Text extract.

----------

How to Keep Water from Coming in Under Garage Door? (Causes & Solutions)

How to Keep Water from Coming in Under Garage Door

For many homeowners, garages are helpful as storage spaces, workshops, and entertainment centers. However, since they are usually detached from the main building, it’s pretty easy for water from outside to seep in under the garage doors, hence exposing the garage floors, walls, and other valuable items in the garage to the risk of water damage. 

To keep water from coming in under the garage doors, figure out the cause of the problem and proffer the solution. For example, try sealing the garage doors with a flexible rubber gasket if the seal is broken. Other solutions include digging a trench drain, changing the landscape slope, installing new gutters, and repairing or replacing the garage doors.

We’ve put together an informative guide on the most effective methods to keep water from leaking into your garage through the garage door.

How to Keep Water from Coming in Under Garage Door?

Here are some of the likely culprits for water entering your garage under the door.

1. Broken Garage Door Seals

Door seals prevent water from entering the garage from under the doors. However, it is not uncommon for the water to find its way through, which is often a result of a damaged seal at the bottom of the garage door.

To confirm if the seal in your garage door is broken, properly examining the points where the garage door’s bottom seal and the floor meet is crucial. If the seal is intact, you should notice a flexible rubber gasket extending from the door’s beginning to the end.

Additionally, a broken threshold seal will not only allow water in through the garage doors, but you also risk having insects and other pests come in through this broken seal.

If the rubber gasket is torn or has cracks around it when the door is closed, it is damaged, and you will need to replace it immediately. Please do so to avoid leaks in your garage.

A quick hack to confirm that you have a broken seal is to observe the bottom of the garage door during the day to see if light from outside shows on the garage floors.


Start by removing and replacing the old seal with a new flexible seal to prevent leaks. If you have a cracked gasket, consider repairing or reinstalling a new gasket to fix the issue.

2. Sloping Driveway

Although your garage door might be in top condition and with zero reasons for water coming in under the door, you can still experience leaks. This could be because your driveway slopes down into the garage, allowing water to seep through the garage doors.


The best way to resolve this challenge is to dig a trench drain which helps to channel water away from the garage to another area entirely. To achieve this, dig a narrow trench in the concrete at the two ends.

Once you do this, you must install a steel or PVC U-shaped channel to contain the water flow. After this, you need to install an iron gate over the concrete to help prevent dirt from falling into the drain and blocking the water flow.

Note that occasionally, you are required to remove this grate to clear the drain of debris. This is to prevent the drain from getting clogged and causing the water level to rise to find its way back to the garage door.

3. Inconsistency in the height of the Corner of the Driveway and the Driveway Itself

Inconsistency in the height of the Corner of the Driveway and the Driveway Itself
Image Credit: hunterdoorservices

It would also help if you examined the soil grade during your home inspection. For example, if the corner of your driveway is higher than the driveway itself, this can lead to water leaks because instead of draining, the water will only build up somewhere around the garage.

----------

Problem requirements.
Carry on the article about keeping water from coming in under a garage door, starting right after its last sentence. The lines that follow are separate material, unconnected to the garage door article.

Stored records.
----------

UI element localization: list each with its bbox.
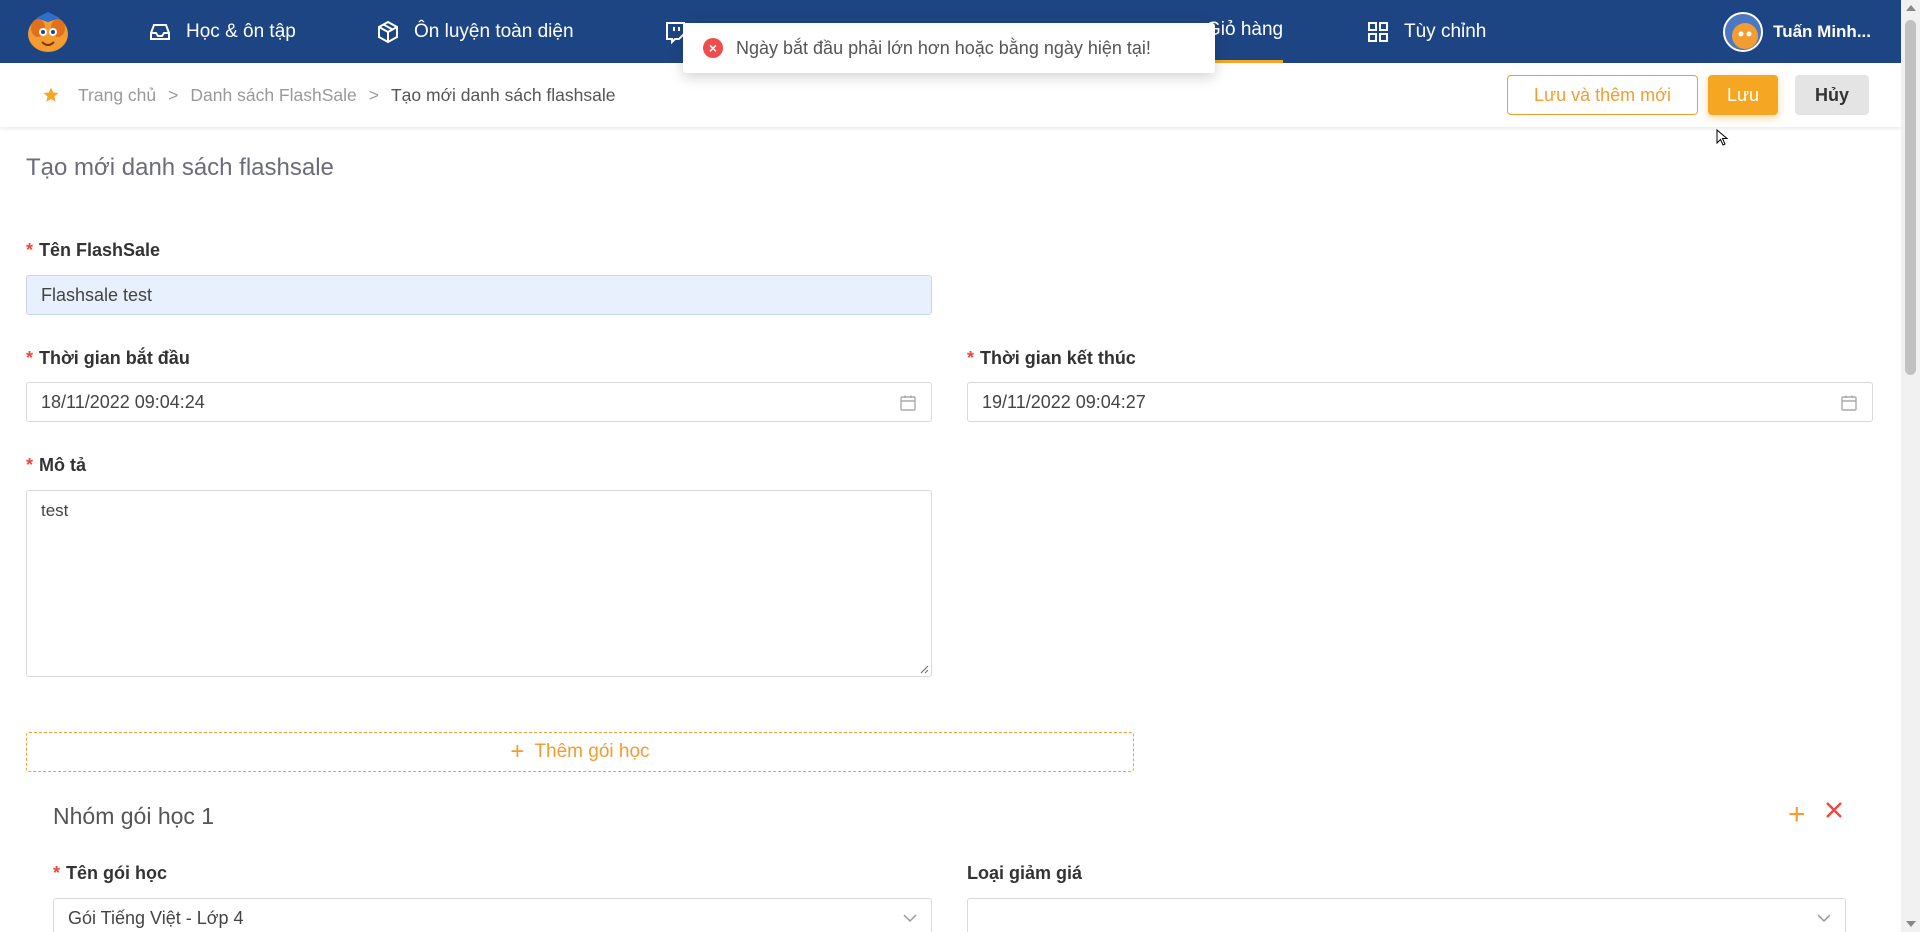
required-mark: * [26,455,34,475]
nav-item-label: Ôn luyện toàn diện [414,20,574,42]
close-icon[interactable] [1824,800,1844,820]
cube-icon [378,20,398,43]
calendar-icon [900,395,916,411]
required-mark: * [967,348,975,368]
add-group-icon[interactable]: + [1788,798,1806,832]
cancel-button[interactable]: Hủy [1795,75,1869,115]
save-button[interactable]: Lưu [1708,75,1778,115]
nav-item-label: Giỏ hàng [1206,19,1284,40]
user-menu[interactable]: Tuấn Minh... [1723,0,1871,63]
add-package-button[interactable]: + Thêm gói học [26,732,1134,772]
scrollbar-thumb[interactable] [1905,20,1916,375]
package-name-select[interactable]: Gói Tiếng Việt - Lớp 4 [53,898,932,932]
flashsale-name-label: * Tên FlashSale [26,240,161,260]
chevron-down-icon [903,914,917,923]
required-mark: * [26,348,34,368]
nav-item-learn[interactable]: Học & ôn tập [148,0,296,63]
error-toast: × Ngày bắt đầu phải lớn hơn hoặc bằng ng… [683,23,1215,73]
plus-icon: + [510,738,525,765]
scroll-down-icon[interactable] [1906,921,1916,927]
required-mark: * [26,240,34,260]
flashsale-name-input[interactable]: Flashsale test [26,275,932,315]
page-title: Tạo mới danh sách flashsale [26,154,334,181]
input-value: 18/11/2022 09:04:24 [41,391,205,412]
avatar [1723,11,1764,52]
end-time-label: * Thời gian kết thúc [967,348,1136,368]
start-time-label: * Thời gian bắt đầu [26,348,190,368]
breadcrumb-current: Tạo mới danh sách flashsale [390,84,616,105]
page-scrollbar[interactable] [1901,0,1920,932]
start-time-picker[interactable]: 18/11/2022 09:04:24 [26,382,932,422]
discount-type-select[interactable] [967,898,1846,932]
toast-message: Ngày bắt đầu phải lớn hơn hoặc bằng ngày… [736,37,1151,58]
add-package-label: Thêm gói học [534,741,650,762]
user-name: Tuấn Minh... [1773,21,1871,41]
breadcrumb-flashsale-list[interactable]: Danh sách FlashSale [190,85,356,106]
resize-handle-icon[interactable] [919,664,929,674]
end-time-picker[interactable]: 19/11/2022 09:04:27 [967,382,1873,422]
mouse-cursor-icon [1716,129,1729,146]
nav-item-customize[interactable]: Tùy chỉnh [1366,0,1486,63]
breadcrumb-home[interactable]: Trang chủ [78,85,156,106]
nav-item-cart[interactable]: Giỏ hàng [1206,0,1284,63]
scroll-up-icon[interactable] [1906,5,1916,11]
input-value: Flashsale test [41,284,153,305]
save-and-new-button[interactable]: Lưu và thêm mới [1507,75,1698,115]
calendar-icon [1841,395,1857,411]
nav-item-label: Tùy chỉnh [1404,20,1487,42]
breadcrumb-separator: > [368,84,379,105]
input-value: 19/11/2022 09:04:27 [982,391,1146,412]
breadcrumb: Trang chủ > Danh sách FlashSale > Tạo mớ… [42,63,616,127]
textarea-value: test [41,501,69,520]
nav-item-practice[interactable]: Ôn luyện toàn diện [376,0,574,63]
discount-type-label: Loại giảm giá [967,863,1083,883]
error-icon: × [703,38,723,58]
package-group-title: Nhóm gói học 1 [53,803,215,829]
select-value: Gói Tiếng Việt - Lớp 4 [68,907,244,928]
description-label: * Mô tả [26,455,87,475]
grid-icon [1368,21,1388,42]
app-logo-icon[interactable] [24,10,72,54]
chevron-down-icon [1817,914,1831,923]
breadcrumb-separator: > [168,84,179,105]
required-mark: * [53,863,61,883]
star-icon [43,87,59,102]
nav-item-label: Học & ôn tập [186,20,296,42]
description-textarea[interactable]: test [26,490,932,677]
package-name-label: * Tên gói học [53,863,168,883]
inbox-icon [150,23,170,40]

----------

Final result.
Eventually, this water will find its way to the garage through the doors, so examining the soil grade is a necessary first step. If however, you already have this water build-up, it is possible to change the landscape pattern of your home.

In situations like these, water will always build up at the lowest spot in the driveway, making it essential to invest in a proper drainage system to help avoid such problems.


If rainwater gathers on one side of your driveway, you should alter the landscape to redirect it by moving it away from the base and closer to the door. Rearranging an existing landscape is easy and effective; however, prepare for a day or two of intense work.

4. Absence of Gutters

If the rainwater from your garage roof seeps in through the doors, it is advisable to consider guttering to resolve this issue. Of course, you would expect every house to make provision for gutters around every corner of the house, but this is only sometimes the case.

Very often, architects design and install gutters everywhere apart from the garage, leaving little to no drainage system for rainwater from the roof. If you find that your garage faces a similar problem, there is no reason to panic; you can install new gutters around the garage.


We advise installing these new gutters by the edges of the garage roof with downspouts. The downspouts will help you direct water from the top to the sides of the unit, where it flows into the newly installed gutters.

This solution is undoubtedly expensive, tasking, and time-consuming, but it is necessary to prevent water damage to your garage. Always redirect such water flow away from your foundation and make it as far as possible.

5. Damaged Garage Doors

It is possible that your garage door is damaged, and you have yet to notice. You usually only notice this problem after you have invested time and money in trying out the other methods explained above.

While seals are one of the reasons a door may be damaged, there are other parts of the door, like holes at the bottom or wear and tear, that will affect the quality of the door.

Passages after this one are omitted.